[Figure record listings]
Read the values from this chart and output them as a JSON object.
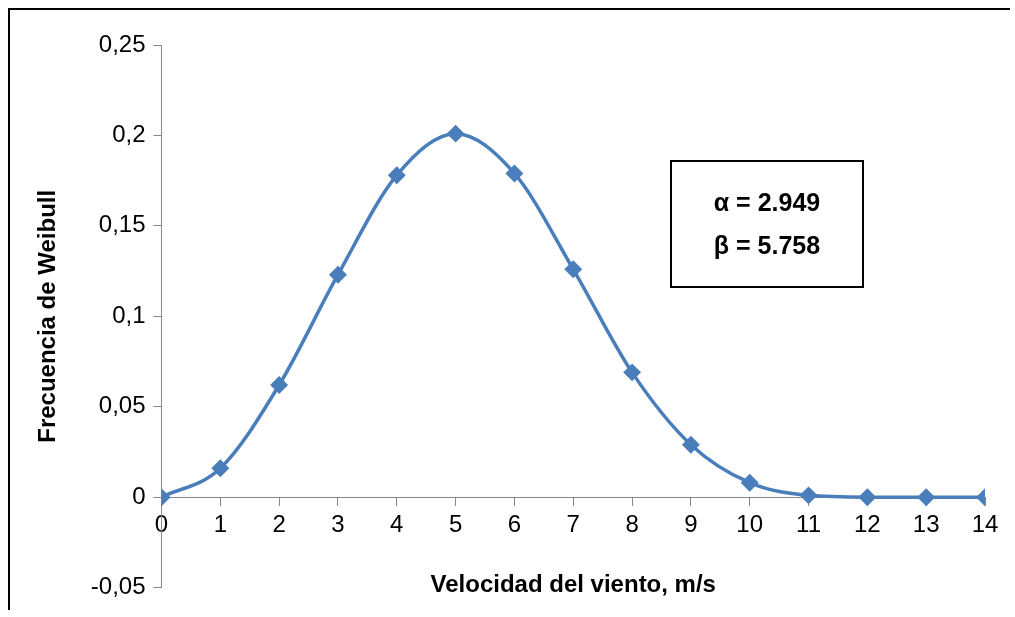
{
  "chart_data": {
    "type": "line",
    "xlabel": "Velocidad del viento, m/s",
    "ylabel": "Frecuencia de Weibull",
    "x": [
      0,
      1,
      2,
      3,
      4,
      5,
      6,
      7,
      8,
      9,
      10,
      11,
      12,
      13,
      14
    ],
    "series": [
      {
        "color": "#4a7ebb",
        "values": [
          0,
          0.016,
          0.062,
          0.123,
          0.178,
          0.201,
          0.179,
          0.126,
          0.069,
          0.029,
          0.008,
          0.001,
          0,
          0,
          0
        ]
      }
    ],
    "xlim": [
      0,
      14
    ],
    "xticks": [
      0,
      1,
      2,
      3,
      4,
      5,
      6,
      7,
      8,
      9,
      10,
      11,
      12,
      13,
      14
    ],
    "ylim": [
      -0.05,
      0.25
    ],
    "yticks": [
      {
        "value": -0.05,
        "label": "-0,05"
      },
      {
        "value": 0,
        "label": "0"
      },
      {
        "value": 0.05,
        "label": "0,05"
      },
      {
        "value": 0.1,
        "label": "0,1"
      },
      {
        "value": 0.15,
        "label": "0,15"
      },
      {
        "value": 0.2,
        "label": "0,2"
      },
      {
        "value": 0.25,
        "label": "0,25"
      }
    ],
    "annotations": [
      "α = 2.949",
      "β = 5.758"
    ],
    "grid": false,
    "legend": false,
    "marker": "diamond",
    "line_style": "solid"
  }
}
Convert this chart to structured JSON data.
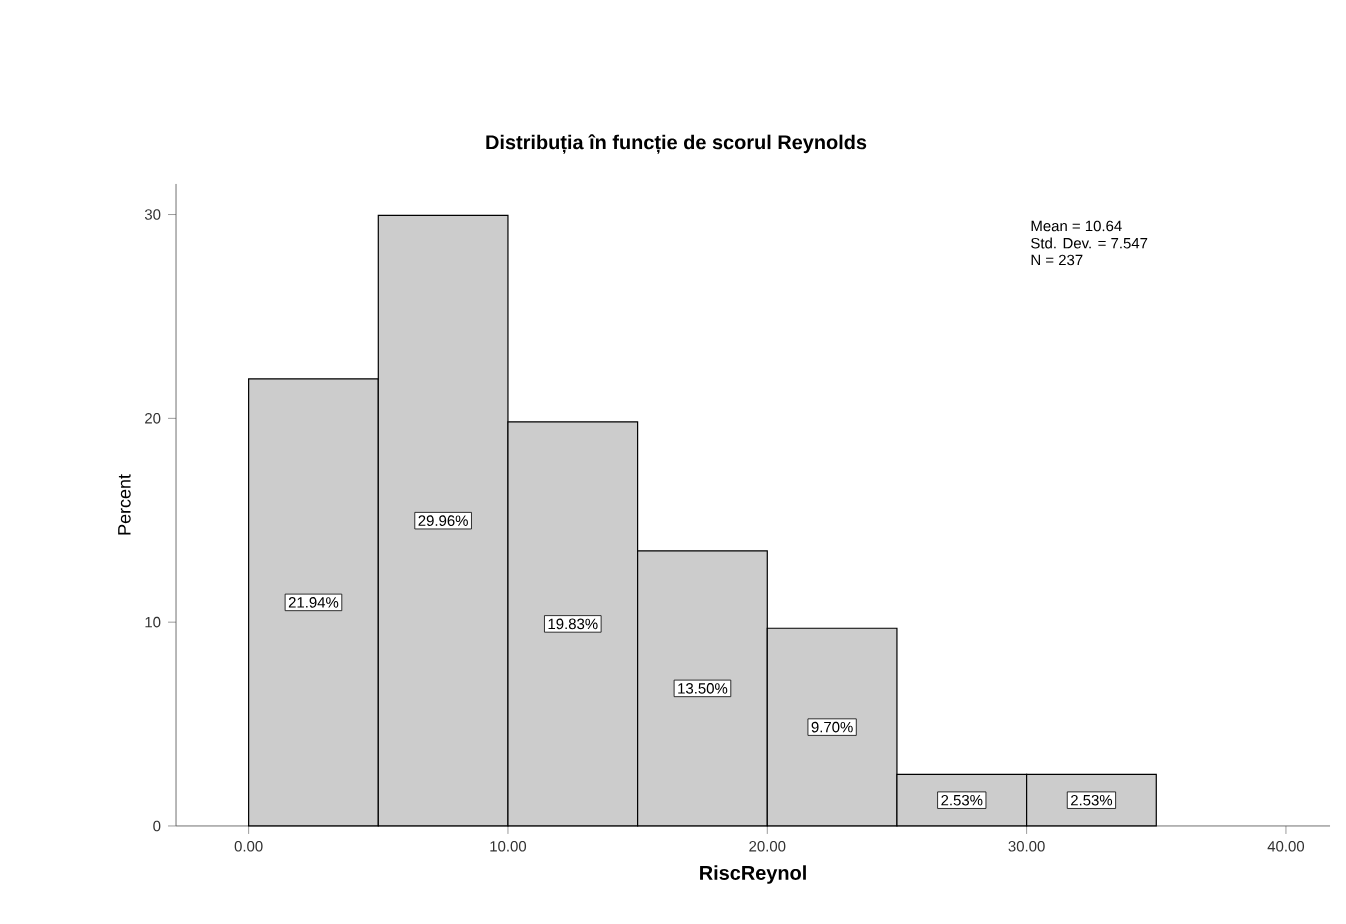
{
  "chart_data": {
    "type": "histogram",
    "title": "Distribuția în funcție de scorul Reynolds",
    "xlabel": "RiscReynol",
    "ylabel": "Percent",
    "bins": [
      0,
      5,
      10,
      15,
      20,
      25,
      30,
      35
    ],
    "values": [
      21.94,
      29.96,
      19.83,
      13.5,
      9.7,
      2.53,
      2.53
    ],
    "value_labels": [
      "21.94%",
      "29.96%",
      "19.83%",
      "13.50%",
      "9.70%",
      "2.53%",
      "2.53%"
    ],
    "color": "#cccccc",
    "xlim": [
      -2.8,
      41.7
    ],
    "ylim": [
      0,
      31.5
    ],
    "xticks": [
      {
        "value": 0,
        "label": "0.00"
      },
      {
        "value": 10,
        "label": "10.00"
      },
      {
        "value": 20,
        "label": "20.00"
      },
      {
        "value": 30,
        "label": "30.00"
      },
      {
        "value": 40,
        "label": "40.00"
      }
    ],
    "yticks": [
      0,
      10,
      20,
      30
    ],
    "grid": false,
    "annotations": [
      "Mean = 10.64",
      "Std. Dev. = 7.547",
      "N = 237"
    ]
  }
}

Directive:
Quote the records in full and exactly; skip any image.

Answer for the task:
Read the values from this chart and output them as a JSON object.
{
  "chart_data": {
    "type": "line",
    "xlabel": "Velocidad del viento, m/s",
    "ylabel": "Frecuencia de Weibull",
    "x": [
      0,
      1,
      2,
      3,
      4,
      5,
      6,
      7,
      8,
      9,
      10,
      11,
      12,
      13,
      14
    ],
    "series": [
      {
        "color": "#4a7ebb",
        "values": [
          0,
          0.016,
          0.062,
          0.123,
          0.178,
          0.201,
          0.179,
          0.126,
          0.069,
          0.029,
          0.008,
          0.001,
          0,
          0,
          0
        ]
      }
    ],
    "xlim": [
      0,
      14
    ],
    "xticks": [
      0,
      1,
      2,
      3,
      4,
      5,
      6,
      7,
      8,
      9,
      10,
      11,
      12,
      13,
      14
    ],
    "ylim": [
      -0.05,
      0.25
    ],
    "yticks": [
      {
        "value": -0.05,
        "label": "-0,05"
      },
      {
        "value": 0,
        "label": "0"
      },
      {
        "value": 0.05,
        "label": "0,05"
      },
      {
        "value": 0.1,
        "label": "0,1"
      },
      {
        "value": 0.15,
        "label": "0,15"
      },
      {
        "value": 0.2,
        "label": "0,2"
      },
      {
        "value": 0.25,
        "label": "0,25"
      }
    ],
    "annotations": [
      "α = 2.949",
      "β = 5.758"
    ],
    "grid": false,
    "legend": false,
    "marker": "diamond",
    "line_style": "solid"
  }
}
Convert this chart to structured JSON data.
{
  "chart_data": {
    "type": "histogram",
    "title": "Distribuția în funcție de scorul Reynolds",
    "xlabel": "RiscReynol",
    "ylabel": "Percent",
    "bins": [
      0,
      5,
      10,
      15,
      20,
      25,
      30,
      35
    ],
    "values": [
      21.94,
      29.96,
      19.83,
      13.5,
      9.7,
      2.53,
      2.53
    ],
    "value_labels": [
      "21.94%",
      "29.96%",
      "19.83%",
      "13.50%",
      "9.70%",
      "2.53%",
      "2.53%"
    ],
    "color": "#cccccc",
    "xlim": [
      -2.8,
      41.7
    ],
    "ylim": [
      0,
      31.5
    ],
    "xticks": [
      {
        "value": 0,
        "label": "0.00"
      },
      {
        "value": 10,
        "label": "10.00"
      },
      {
        "value": 20,
        "label": "20.00"
      },
      {
        "value": 30,
        "label": "30.00"
      },
      {
        "value": 40,
        "label": "40.00"
      }
    ],
    "yticks": [
      0,
      10,
      20,
      30
    ],
    "grid": false,
    "annotations": [
      "Mean = 10.64",
      "Std. Dev. = 7.547",
      "N = 237"
    ]
  }
}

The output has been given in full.